**BRIEF**.
Find each line holding the word "data" and give the total alone.

**SOURCE RECORDS**.
•••••
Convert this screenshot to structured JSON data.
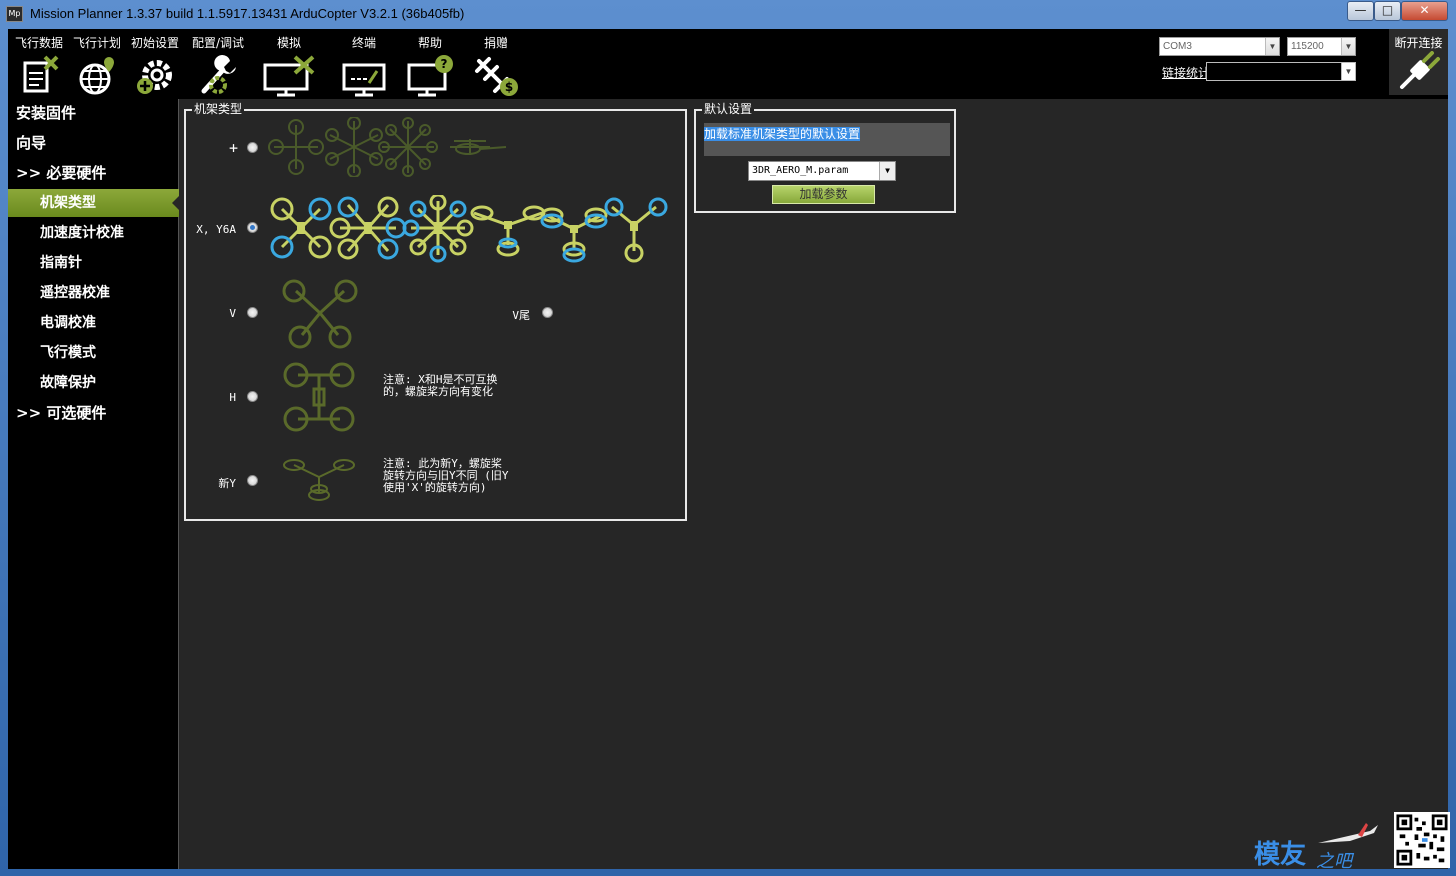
{
  "window": {
    "title": "Mission Planner 1.3.37 build 1.1.5917.13431 ArduCopter V3.2.1 (36b405fb)",
    "app_icon_text": "Mp",
    "controls": {
      "minimize": "—",
      "maximize": "□",
      "close": "✕"
    }
  },
  "toolbar": {
    "items": [
      {
        "label": "飞行数据",
        "icon": "flight-data-icon"
      },
      {
        "label": "飞行计划",
        "icon": "flight-plan-icon"
      },
      {
        "label": "初始设置",
        "icon": "initial-setup-icon"
      },
      {
        "label": "配置/调试",
        "icon": "config-tuning-icon"
      },
      {
        "label": "模拟",
        "icon": "simulation-icon"
      },
      {
        "label": "终端",
        "icon": "terminal-icon"
      },
      {
        "label": "帮助",
        "icon": "help-icon"
      },
      {
        "label": "捐赠",
        "icon": "donate-icon"
      }
    ],
    "port_value": "COM3",
    "baud_value": "115200",
    "link_stats_label": "链接统计",
    "disconnect_label": "断开连接"
  },
  "sidebar": {
    "items": [
      {
        "label": "安装固件",
        "level": "top"
      },
      {
        "label": "向导",
        "level": "top"
      },
      {
        "label": ">> 必要硬件",
        "level": "top"
      },
      {
        "label": "机架类型",
        "level": "sub",
        "active": true
      },
      {
        "label": "加速度计校准",
        "level": "sub"
      },
      {
        "label": "指南针",
        "level": "sub"
      },
      {
        "label": "遥控器校准",
        "level": "sub"
      },
      {
        "label": "电调校准",
        "level": "sub"
      },
      {
        "label": "飞行模式",
        "level": "sub"
      },
      {
        "label": "故障保护",
        "level": "sub"
      },
      {
        "label": ">> 可选硬件",
        "level": "top"
      }
    ]
  },
  "frame_type": {
    "legend": "机架类型",
    "rows": [
      {
        "label": "+",
        "checked": false
      },
      {
        "label": "X, Y6A",
        "checked": true
      },
      {
        "label": "V",
        "checked": false
      },
      {
        "label": "V尾",
        "checked": false
      },
      {
        "label": "H",
        "checked": false
      },
      {
        "label": "新Y",
        "checked": false
      }
    ],
    "note_h": "注意: X和H是不可互换\n的，螺旋桨方向有变化",
    "note_newy": "注意: 此为新Y，螺旋桨\n旋转方向与旧Y不同 (旧Y\n使用'X'的旋转方向)"
  },
  "defaults": {
    "legend": "默认设置",
    "description": "加载标准机架类型的默认设置",
    "param_file": "3DR_AERO_M.param",
    "load_button": "加载参数"
  },
  "colors": {
    "accent_green": "#8ca83a",
    "prop_cw": "#c8d264",
    "prop_ccw": "#3aa8e0",
    "dim_frame": "#5a6a2a"
  }
}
•••••
**COMPLETE OUTPUT**.
2